Dataset records:

* start *

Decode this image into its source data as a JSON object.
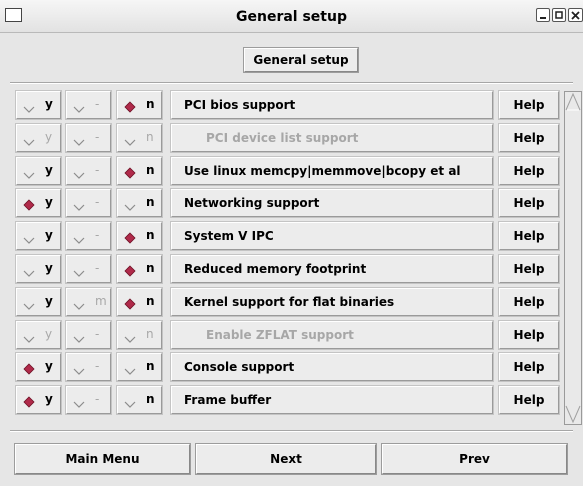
{
  "window": {
    "title": "General setup"
  },
  "header_button": "General setup",
  "help_label": "Help",
  "rows": [
    {
      "label": "PCI bios support",
      "y": "y",
      "m": "-",
      "n": "n",
      "selected": "n",
      "enabled": true,
      "indent": false
    },
    {
      "label": "PCI device list support",
      "y": "y",
      "m": "-",
      "n": "n",
      "selected": "none",
      "enabled": false,
      "indent": true
    },
    {
      "label": "Use linux memcpy|memmove|bcopy et al",
      "y": "y",
      "m": "-",
      "n": "n",
      "selected": "n",
      "enabled": true,
      "indent": false
    },
    {
      "label": "Networking support",
      "y": "y",
      "m": "-",
      "n": "n",
      "selected": "y",
      "enabled": true,
      "indent": false
    },
    {
      "label": "System V IPC",
      "y": "y",
      "m": "-",
      "n": "n",
      "selected": "n",
      "enabled": true,
      "indent": false
    },
    {
      "label": "Reduced memory footprint",
      "y": "y",
      "m": "-",
      "n": "n",
      "selected": "n",
      "enabled": true,
      "indent": false
    },
    {
      "label": "Kernel support for flat binaries",
      "y": "y",
      "m": "m",
      "n": "n",
      "selected": "n",
      "enabled": true,
      "indent": false
    },
    {
      "label": "Enable ZFLAT support",
      "y": "y",
      "m": "-",
      "n": "n",
      "selected": "none",
      "enabled": false,
      "indent": true
    },
    {
      "label": "Console support",
      "y": "y",
      "m": "-",
      "n": "n",
      "selected": "y",
      "enabled": true,
      "indent": false
    },
    {
      "label": "Frame buffer",
      "y": "y",
      "m": "-",
      "n": "n",
      "selected": "y",
      "enabled": true,
      "indent": false
    }
  ],
  "bottom_buttons": {
    "main_menu": "Main Menu",
    "next": "Next",
    "prev": "Prev"
  },
  "colors": {
    "selected_diamond": "#b02a4a",
    "disabled_text": "#a7a7a7"
  }
}
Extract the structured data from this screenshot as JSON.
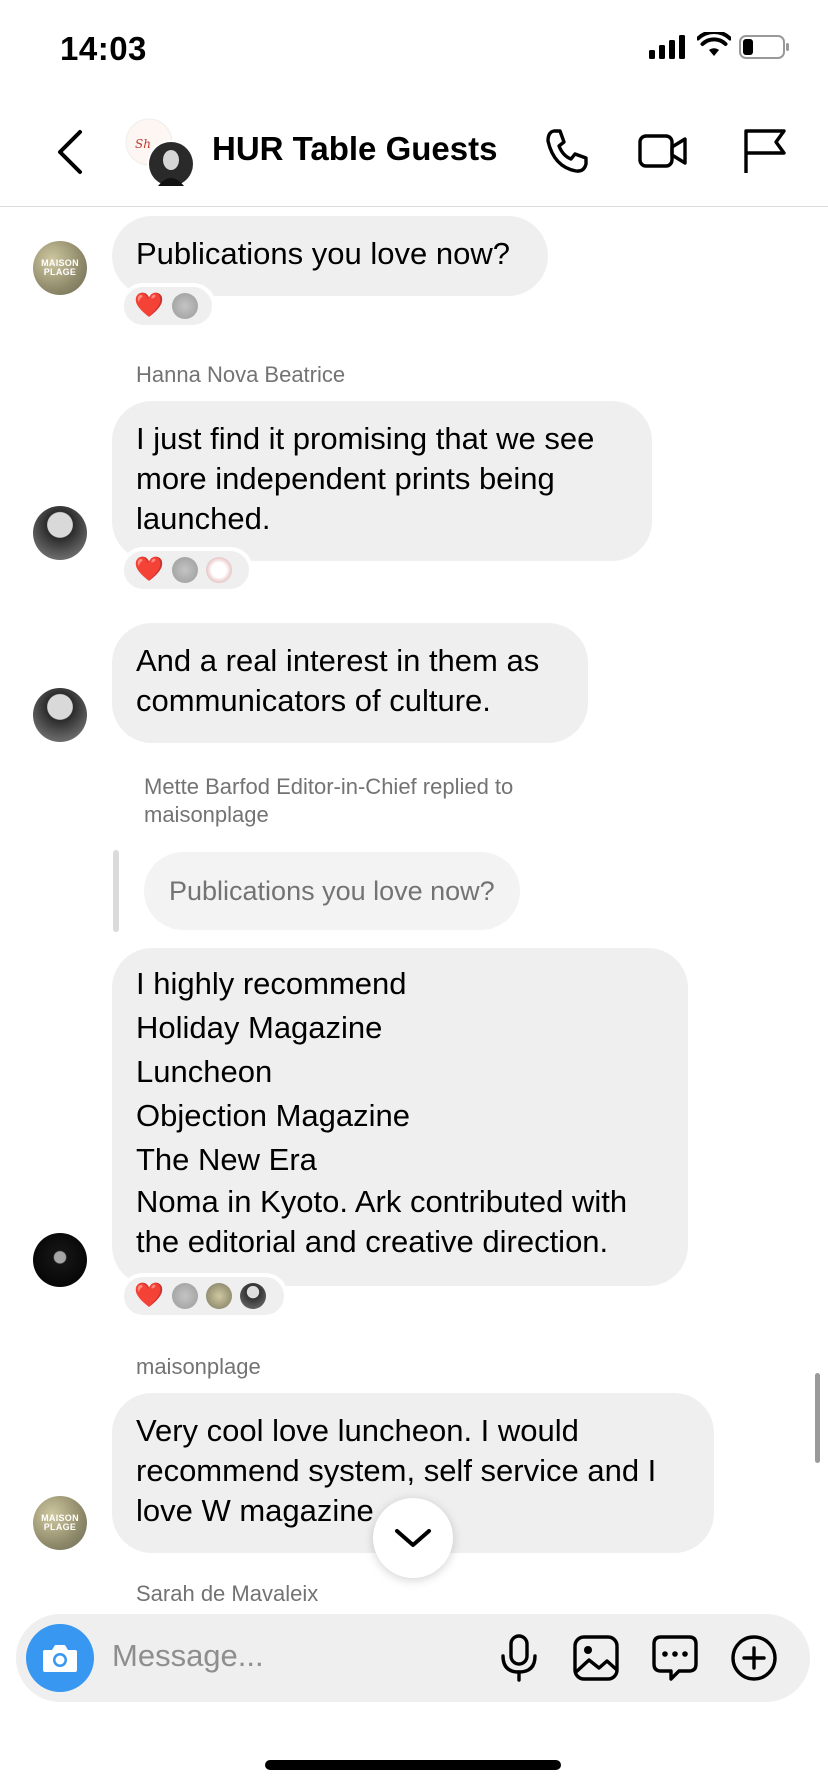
{
  "status_bar": {
    "time": "14:03"
  },
  "header": {
    "title": "HUR Table Guests"
  },
  "messages": [
    {
      "sender": "",
      "text": "Publications you love now?"
    },
    {
      "sender": "Hanna Nova Beatrice",
      "text": "I just find it promising that we see more independent prints being launched."
    },
    {
      "sender": "",
      "text": "And a real interest in them as communicators of culture."
    },
    {
      "reply_note": "Mette Barfod Editor-in-Chief replied to maisonplage",
      "quoted": "Publications you love now?",
      "lines": [
        "I highly recommend",
        "Holiday Magazine",
        "Luncheon",
        "Objection Magazine",
        "The New Era",
        "Noma in Kyoto. Ark contributed with the editorial and creative direction."
      ]
    },
    {
      "sender": "maisonplage",
      "text": "Very cool love luncheon. I would recommend system, self service and I love W magazine"
    },
    {
      "sender": "Sarah de Mavaleix"
    }
  ],
  "avatars": {
    "maison_label_line1": "MAISON",
    "maison_label_line2": "PLAGE"
  },
  "reactions": {
    "heart": "❤️"
  },
  "composer": {
    "placeholder": "Message..."
  },
  "colors": {
    "bubble": "#efefef",
    "accent": "#3897f0",
    "meta_text": "#737373"
  },
  "icons": [
    "back-chevron-icon",
    "phone-icon",
    "video-camera-icon",
    "flag-icon",
    "camera-icon",
    "microphone-icon",
    "gallery-icon",
    "sticker-chat-icon",
    "plus-circle-icon",
    "chevron-down-icon"
  ]
}
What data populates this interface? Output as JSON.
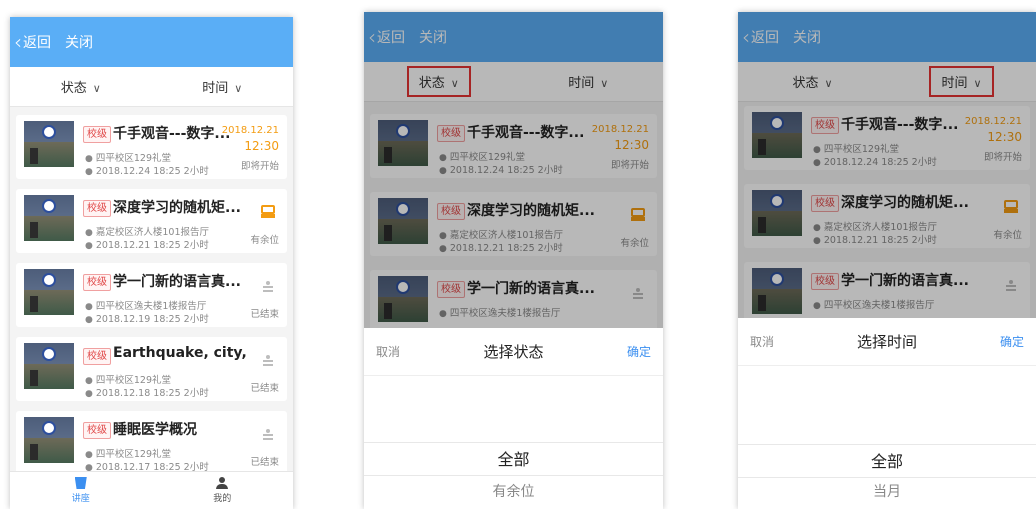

* end *

→ **WHAT YOU WILL DO**: Write the entries above out again exactly, but not the pictures.

→ **EXPECTED ANSWER**:
Decode this image into its source data as a JSON object.
{
  "window": {
    "title": "General setup"
  },
  "header_button": "General setup",
  "help_label": "Help",
  "rows": [
    {
      "label": "PCI bios support",
      "y": "y",
      "m": "-",
      "n": "n",
      "selected": "n",
      "enabled": true,
      "indent": false
    },
    {
      "label": "PCI device list support",
      "y": "y",
      "m": "-",
      "n": "n",
      "selected": "none",
      "enabled": false,
      "indent": true
    },
    {
      "label": "Use linux memcpy|memmove|bcopy et al",
      "y": "y",
      "m": "-",
      "n": "n",
      "selected": "n",
      "enabled": true,
      "indent": false
    },
    {
      "label": "Networking support",
      "y": "y",
      "m": "-",
      "n": "n",
      "selected": "y",
      "enabled": true,
      "indent": false
    },
    {
      "label": "System V IPC",
      "y": "y",
      "m": "-",
      "n": "n",
      "selected": "n",
      "enabled": true,
      "indent": false
    },
    {
      "label": "Reduced memory footprint",
      "y": "y",
      "m": "-",
      "n": "n",
      "selected": "n",
      "enabled": true,
      "indent": false
    },
    {
      "label": "Kernel support for flat binaries",
      "y": "y",
      "m": "m",
      "n": "n",
      "selected": "n",
      "enabled": true,
      "indent": false
    },
    {
      "label": "Enable ZFLAT support",
      "y": "y",
      "m": "-",
      "n": "n",
      "selected": "none",
      "enabled": false,
      "indent": true
    },
    {
      "label": "Console support",
      "y": "y",
      "m": "-",
      "n": "n",
      "selected": "y",
      "enabled": true,
      "indent": false
    },
    {
      "label": "Frame buffer",
      "y": "y",
      "m": "-",
      "n": "n",
      "selected": "y",
      "enabled": true,
      "indent": false
    }
  ],
  "bottom_buttons": {
    "main_menu": "Main Menu",
    "next": "Next",
    "prev": "Prev"
  },
  "colors": {
    "selected_diamond": "#b02a4a",
    "disabled_text": "#a7a7a7"
  }
}
Extract the structured data from this screenshot as JSON.
{
  "status_bar": {
    "time": "14:03"
  },
  "header": {
    "title": "HUR Table Guests"
  },
  "messages": [
    {
      "sender": "",
      "text": "Publications you love now?"
    },
    {
      "sender": "Hanna Nova Beatrice",
      "text": "I just find it promising that we see more independent prints being launched."
    },
    {
      "sender": "",
      "text": "And a real interest in them as communicators of culture."
    },
    {
      "reply_note": "Mette Barfod Editor-in-Chief replied to maisonplage",
      "quoted": "Publications you love now?",
      "lines": [
        "I highly recommend",
        "Holiday Magazine",
        "Luncheon",
        "Objection Magazine",
        "The New Era",
        "Noma in Kyoto. Ark contributed with the editorial and creative direction."
      ]
    },
    {
      "sender": "maisonplage",
      "text": "Very cool love luncheon. I would recommend system, self service and I love W magazine"
    },
    {
      "sender": "Sarah de Mavaleix"
    }
  ],
  "avatars": {
    "maison_label_line1": "MAISON",
    "maison_label_line2": "PLAGE"
  },
  "reactions": {
    "heart": "❤️"
  },
  "composer": {
    "placeholder": "Message..."
  },
  "colors": {
    "bubble": "#efefef",
    "accent": "#3897f0",
    "meta_text": "#737373"
  },
  "icons": [
    "back-chevron-icon",
    "phone-icon",
    "video-camera-icon",
    "flag-icon",
    "camera-icon",
    "microphone-icon",
    "gallery-icon",
    "sticker-chat-icon",
    "plus-circle-icon",
    "chevron-down-icon"
  ]
}
What data populates this interface? Output as JSON.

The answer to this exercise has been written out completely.